EXERCISE INSTRUCTIONS: Copy each line exactly. Drop every picture.

Start of INPUT FOR THIS TASK

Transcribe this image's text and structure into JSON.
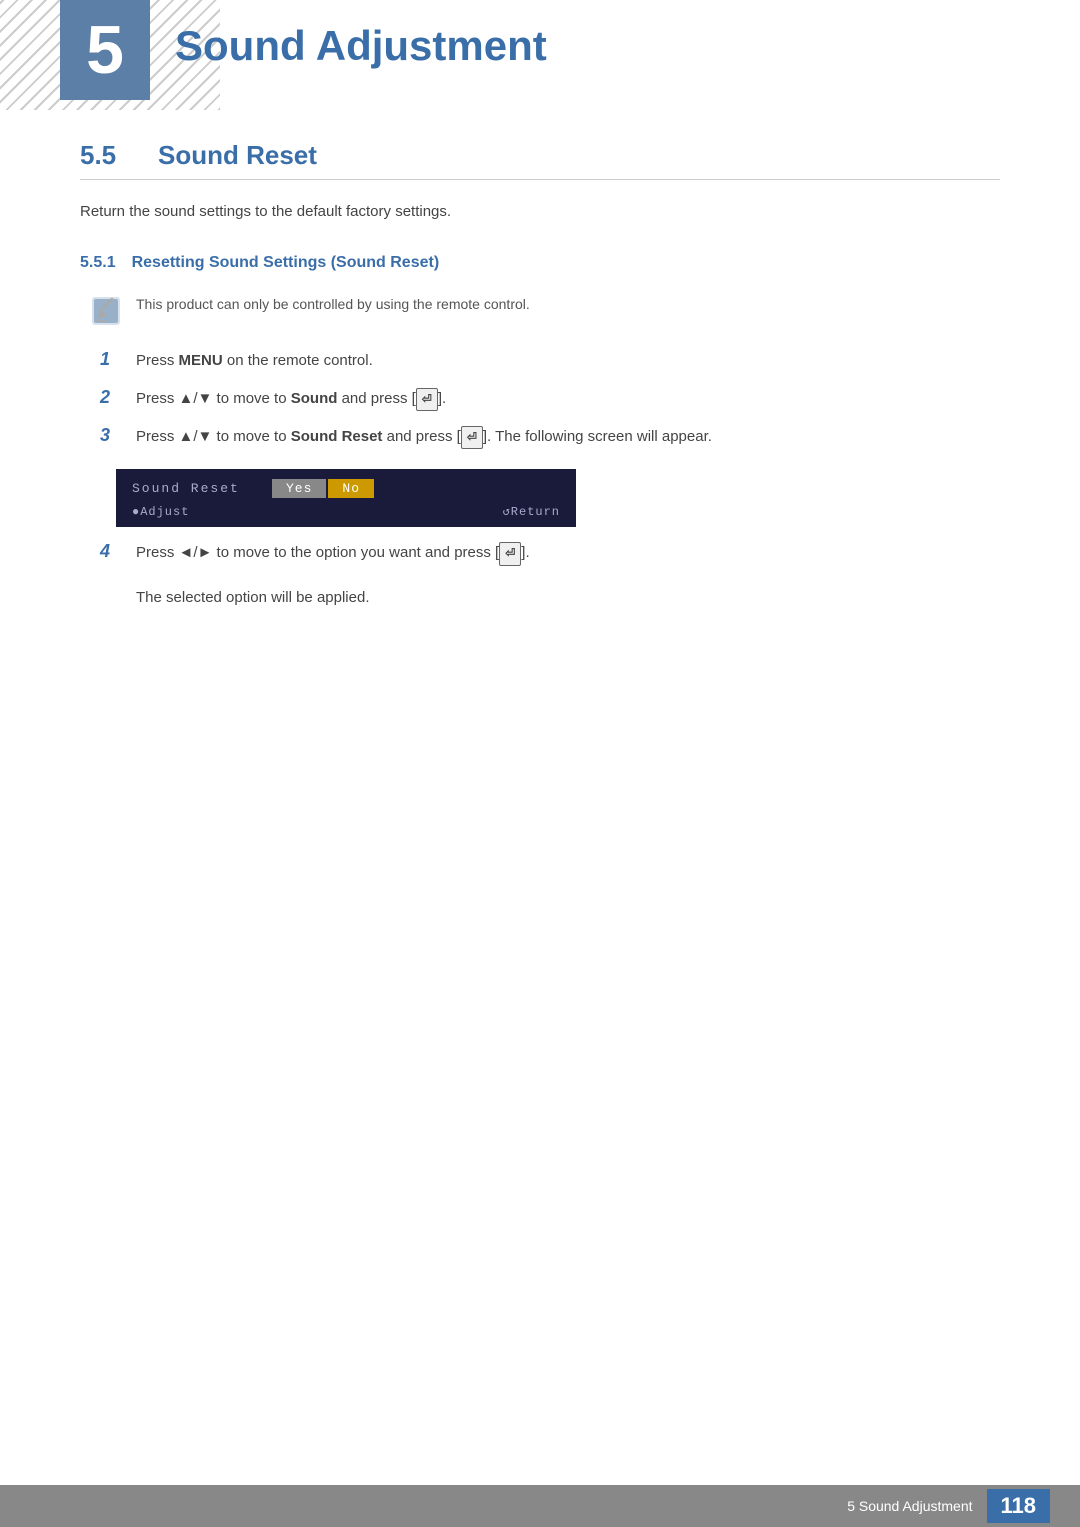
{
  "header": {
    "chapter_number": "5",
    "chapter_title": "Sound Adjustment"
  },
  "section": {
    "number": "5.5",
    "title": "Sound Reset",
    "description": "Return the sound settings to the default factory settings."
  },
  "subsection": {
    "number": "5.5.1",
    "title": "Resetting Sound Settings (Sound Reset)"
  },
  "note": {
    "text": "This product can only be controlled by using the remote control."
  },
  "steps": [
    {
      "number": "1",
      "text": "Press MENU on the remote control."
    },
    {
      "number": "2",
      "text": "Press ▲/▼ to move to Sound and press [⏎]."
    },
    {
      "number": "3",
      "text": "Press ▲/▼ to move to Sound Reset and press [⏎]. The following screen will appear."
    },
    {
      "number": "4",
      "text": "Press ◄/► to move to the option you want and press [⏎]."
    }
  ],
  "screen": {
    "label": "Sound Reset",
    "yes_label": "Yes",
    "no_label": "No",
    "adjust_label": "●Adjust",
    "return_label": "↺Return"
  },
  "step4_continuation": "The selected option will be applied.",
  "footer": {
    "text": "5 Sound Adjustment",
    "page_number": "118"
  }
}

End of INPUT FOR THIS TASK

THE SOLUTION:
Transcribe this image's text and structure into JSON.
{
  "header": {
    "chapter_number": "5",
    "chapter_title": "Sound Adjustment"
  },
  "section": {
    "number": "5.5",
    "title": "Sound Reset",
    "description": "Return the sound settings to the default factory settings."
  },
  "subsection": {
    "number": "5.5.1",
    "title": "Resetting Sound Settings (Sound Reset)"
  },
  "note": {
    "text": "This product can only be controlled by using the remote control."
  },
  "steps": [
    {
      "number": "1",
      "text": "Press MENU on the remote control."
    },
    {
      "number": "2",
      "text": "Press ▲/▼ to move to Sound and press [⏎]."
    },
    {
      "number": "3",
      "text": "Press ▲/▼ to move to Sound Reset and press [⏎]. The following screen will appear."
    },
    {
      "number": "4",
      "text": "Press ◄/► to move to the option you want and press [⏎]."
    }
  ],
  "screen": {
    "label": "Sound Reset",
    "yes_label": "Yes",
    "no_label": "No",
    "adjust_label": "●Adjust",
    "return_label": "↺Return"
  },
  "step4_continuation": "The selected option will be applied.",
  "footer": {
    "text": "5 Sound Adjustment",
    "page_number": "118"
  }
}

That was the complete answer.